- TASK GOAL -
Copy each line of the records below word for word, leaving out the pictures.

(Labeled box records)
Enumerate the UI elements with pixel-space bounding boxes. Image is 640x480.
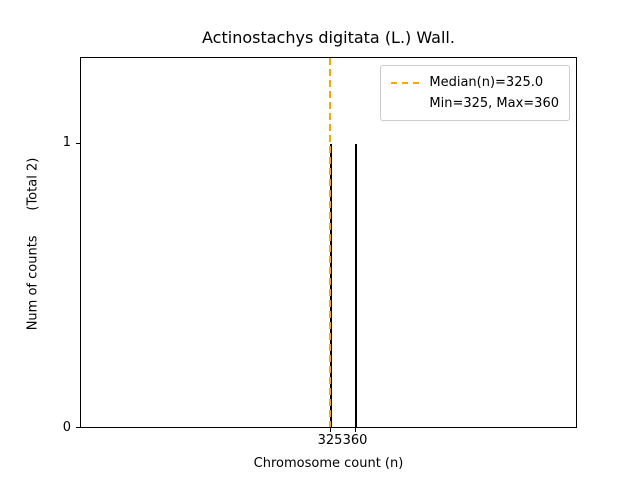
- y-tick-mark-0: [76, 427, 80, 428]
- chart-title: Actinostachys digitata (L.) Wall.: [202, 28, 455, 47]
- legend: Median(n)=325.0 Min=325, Max=360: [380, 65, 570, 121]
- y-axis-label: Num of counts (Total 2): [25, 157, 41, 331]
- count-line-360: [355, 144, 357, 427]
- x-tick-label-325: 325: [317, 433, 343, 448]
- y-tick-label-0: 0: [62, 420, 71, 435]
- legend-row-minmax: Min=325, Max=360: [391, 93, 559, 114]
- x-tick-mark-360: [355, 428, 356, 432]
- legend-label-minmax: Min=325, Max=360: [429, 96, 559, 111]
- y-tick-label-1: 1: [62, 135, 71, 150]
- x-tick-label-360: 360: [342, 433, 368, 448]
- median-dash-icon: [391, 81, 420, 84]
- x-tick-mark-325: [330, 428, 331, 432]
- legend-row-median: Median(n)=325.0: [391, 72, 559, 93]
- x-axis-label: Chromosome count (n): [253, 456, 404, 471]
- count-line-325: [330, 144, 332, 427]
- median-line: [329, 58, 331, 427]
- legend-label-median: Median(n)=325.0: [429, 75, 544, 90]
- y-tick-mark-1: [76, 143, 80, 144]
- plot-area: Median(n)=325.0 Min=325, Max=360: [80, 57, 577, 428]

- OUTPUT -
Enumerate the UI elements with pixel-space bounding boxes. Image is 640x480.
- y-tick-mark-0: [76, 427, 80, 428]
- chart-title: Actinostachys digitata (L.) Wall.: [202, 28, 455, 47]
- legend: Median(n)=325.0 Min=325, Max=360: [380, 65, 570, 121]
- y-axis-label: Num of counts (Total 2): [25, 157, 41, 331]
- count-line-360: [355, 144, 357, 427]
- x-tick-label-325: 325: [317, 433, 343, 448]
- y-tick-label-0: 0: [62, 420, 71, 435]
- legend-row-minmax: Min=325, Max=360: [391, 93, 559, 114]
- x-tick-mark-360: [355, 428, 356, 432]
- legend-label-minmax: Min=325, Max=360: [429, 96, 559, 111]
- y-tick-label-1: 1: [62, 135, 71, 150]
- x-tick-label-360: 360: [342, 433, 368, 448]
- median-dash-icon: [391, 81, 420, 84]
- x-tick-mark-325: [330, 428, 331, 432]
- legend-row-median: Median(n)=325.0: [391, 72, 559, 93]
- x-axis-label: Chromosome count (n): [253, 456, 404, 471]
- count-line-325: [330, 144, 332, 427]
- median-line: [329, 58, 331, 427]
- legend-label-median: Median(n)=325.0: [429, 75, 544, 90]
- y-tick-mark-1: [76, 143, 80, 144]
- plot-area: Median(n)=325.0 Min=325, Max=360: [80, 57, 577, 428]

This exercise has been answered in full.